_Task to carry out:_ Set down all of the entries word for word, omitting the images they contain.

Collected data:
* * * *

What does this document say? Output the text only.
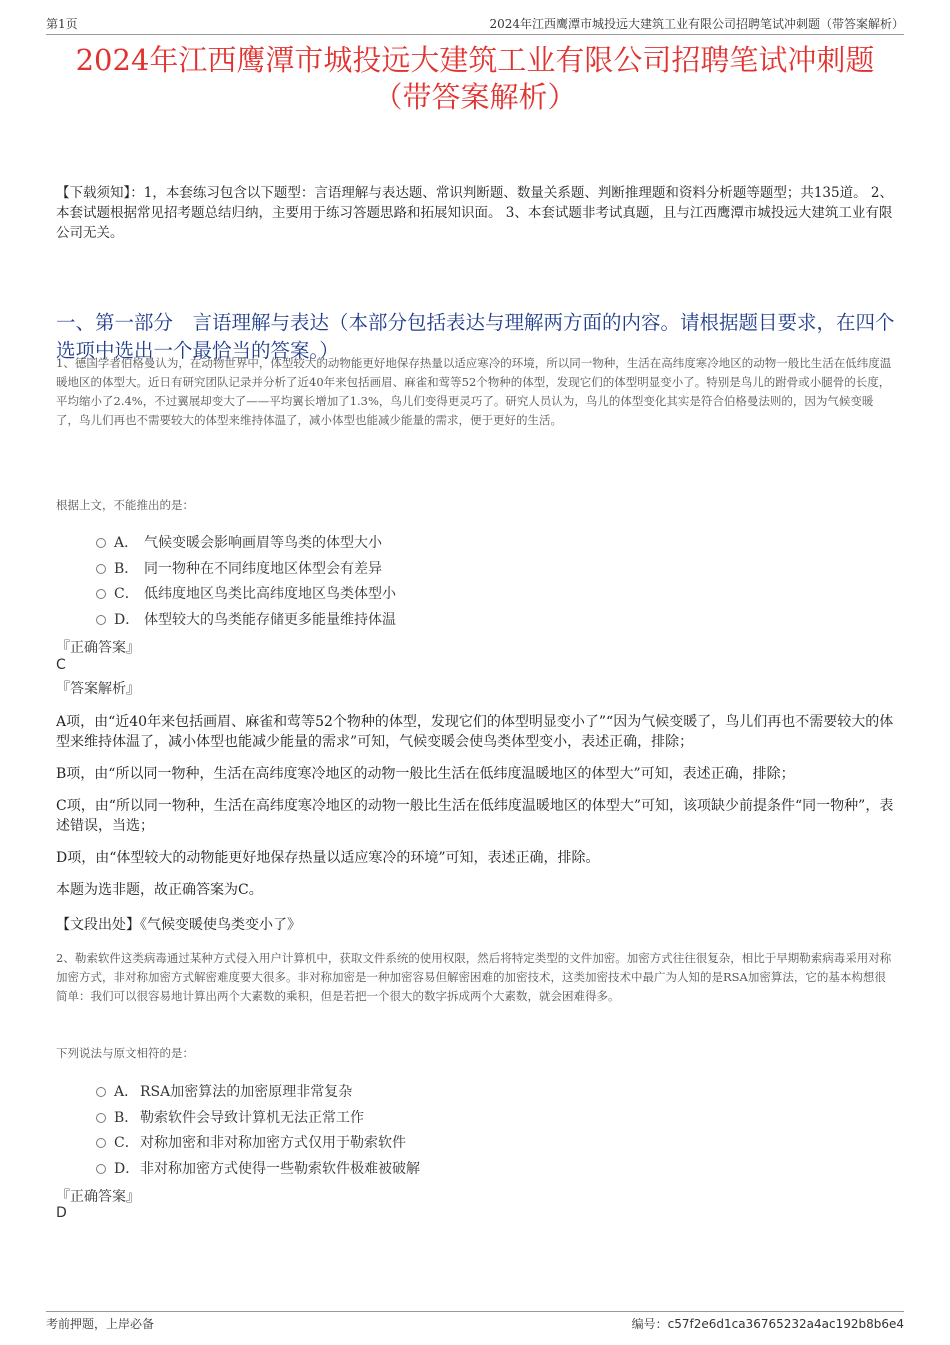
第1页	2024年江西鹰潭市城投远大建筑工业有限公司招聘笔试冲刺题（带答案解析）
2024年江西鹰潭市城投远大建筑工业有限公司招聘笔试冲刺题
（带答案解析）
【下载须知】：1，本套练习包含以下题型：言语理解与表达题、常识判断题、数量关系题、判断推理题和资料分析题等题型；共135道。 2、本套试题根据常见招考题总结归纳，主要用于练习答题思路和拓展知识面。 3、本套试题非考试真题，且与江西鹰潭市城投远大建筑工业有限公司无关。
一、第一部分　言语理解与表达（本部分包括表达与理解两方面的内容。请根据题目要求，在四个选项中选出一个最恰当的答案。）
1、德国学者伯格曼认为，在动物世界中，体型较大的动物能更好地保存热量以适应寒冷的环境，所以同一物种，生活在高纬度寒冷地区的动物一般比生活在低纬度温暖地区的体型大。近日有研究团队记录并分析了近40年来包括画眉、麻雀和莺等52个物种的体型，发现它们的体型明显变小了。特别是鸟儿的跗骨或小腿骨的长度，平均缩小了2.4%，不过翼展却变大了——平均翼长增加了1.3%，鸟儿们变得更灵巧了。研究人员认为，鸟儿的体型变化其实是符合伯格曼法则的，因为气候变暖了，鸟儿们再也不需要较大的体型来维持体温了，减小体型也能减少能量的需求，便于更好的生活。
根据上文，不能推出的是：
A． 气候变暖会影响画眉等鸟类的体型大小
B． 同一物种在不同纬度地区体型会有差异
C． 低纬度地区鸟类比高纬度地区鸟类体型小
D． 体型较大的鸟类能存储更多能量维持体温
『正确答案』
C
『答案解析』
A项，由“近40年来包括画眉、麻雀和莺等52个物种的体型，发现它们的体型明显变小了”“因为气候变暖了，鸟儿们再也不需要较大的体型来维持体温了，减小体型也能减少能量的需求”可知，气候变暖会使鸟类体型变小，表述正确，排除；
B项，由“所以同一物种，生活在高纬度寒冷地区的动物一般比生活在低纬度温暖地区的体型大”可知，表述正确，排除；
C项，由“所以同一物种，生活在高纬度寒冷地区的动物一般比生活在低纬度温暖地区的体型大”可知，该项缺少前提条件“同一物种”，表述错误，当选；
D项，由“体型较大的动物能更好地保存热量以适应寒冷的环境”可知，表述正确，排除。
本题为选非题，故正确答案为C。
【文段出处】《气候变暖使鸟类变小了》
2、勒索软件这类病毒通过某种方式侵入用户计算机中，获取文件系统的使用权限，然后将特定类型的文件加密。加密方式往往很复杂，相比于早期勒索病毒采用对称加密方式，非对称加密方式解密难度要大很多。非对称加密是一种加密容易但解密困难的加密技术，这类加密技术中最广为人知的是RSA加密算法，它的基本构想很简单：我们可以很容易地计算出两个大素数的乘积，但是若把一个很大的数字拆成两个大素数，就会困难得多。
下列说法与原文相符的是：
A． RSA加密算法的加密原理非常复杂
B． 勒索软件会导致计算机无法正常工作
C． 对称加密和非对称加密方式仅用于勒索软件
D． 非对称加密方式使得一些勒索软件极难被破解
『正确答案』
D
考前押题，上岸必备	编号：c57f2e6d1ca36765232a4ac192b8b6e4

* * * *

_Answer below:_
What does this document say? Output the text only.
第1页	2024年江西鹰潭市城投远大建筑工业有限公司招聘笔试冲刺题（带答案解析）
2024年江西鹰潭市城投远大建筑工业有限公司招聘笔试冲刺题
（带答案解析）
【下载须知】：1，本套练习包含以下题型：言语理解与表达题、常识判断题、数量关系题、判断推理题和资料分析题等题型；共135道。 2、本套试题根据常见招考题总结归纳，主要用于练习答题思路和拓展知识面。 3、本套试题非考试真题，且与江西鹰潭市城投远大建筑工业有限公司无关。
一、第一部分　言语理解与表达（本部分包括表达与理解两方面的内容。请根据题目要求，在四个选项中选出一个最恰当的答案。）
1、德国学者伯格曼认为，在动物世界中，体型较大的动物能更好地保存热量以适应寒冷的环境，所以同一物种，生活在高纬度寒冷地区的动物一般比生活在低纬度温暖地区的体型大。近日有研究团队记录并分析了近40年来包括画眉、麻雀和莺等52个物种的体型，发现它们的体型明显变小了。特别是鸟儿的跗骨或小腿骨的长度，平均缩小了2.4%，不过翼展却变大了——平均翼长增加了1.3%，鸟儿们变得更灵巧了。研究人员认为，鸟儿的体型变化其实是符合伯格曼法则的，因为气候变暖了，鸟儿们再也不需要较大的体型来维持体温了，减小体型也能减少能量的需求，便于更好的生活。
根据上文，不能推出的是：
A． 气候变暖会影响画眉等鸟类的体型大小
B． 同一物种在不同纬度地区体型会有差异
C． 低纬度地区鸟类比高纬度地区鸟类体型小
D． 体型较大的鸟类能存储更多能量维持体温
『正确答案』
C
『答案解析』
A项，由“近40年来包括画眉、麻雀和莺等52个物种的体型，发现它们的体型明显变小了”“因为气候变暖了，鸟儿们再也不需要较大的体型来维持体温了，减小体型也能减少能量的需求”可知，气候变暖会使鸟类体型变小，表述正确，排除；
B项，由“所以同一物种，生活在高纬度寒冷地区的动物一般比生活在低纬度温暖地区的体型大”可知，表述正确，排除；
C项，由“所以同一物种，生活在高纬度寒冷地区的动物一般比生活在低纬度温暖地区的体型大”可知，该项缺少前提条件“同一物种”，表述错误，当选；
D项，由“体型较大的动物能更好地保存热量以适应寒冷的环境”可知，表述正确，排除。
本题为选非题，故正确答案为C。
【文段出处】《气候变暖使鸟类变小了》
2、勒索软件这类病毒通过某种方式侵入用户计算机中，获取文件系统的使用权限，然后将特定类型的文件加密。加密方式往往很复杂，相比于早期勒索病毒采用对称加密方式，非对称加密方式解密难度要大很多。非对称加密是一种加密容易但解密困难的加密技术，这类加密技术中最广为人知的是RSA加密算法，它的基本构想很简单：我们可以很容易地计算出两个大素数的乘积，但是若把一个很大的数字拆成两个大素数，就会困难得多。
下列说法与原文相符的是：
A． RSA加密算法的加密原理非常复杂
B． 勒索软件会导致计算机无法正常工作
C． 对称加密和非对称加密方式仅用于勒索软件
D． 非对称加密方式使得一些勒索软件极难被破解
『正确答案』
D
考前押题，上岸必备	编号：c57f2e6d1ca36765232a4ac192b8b6e4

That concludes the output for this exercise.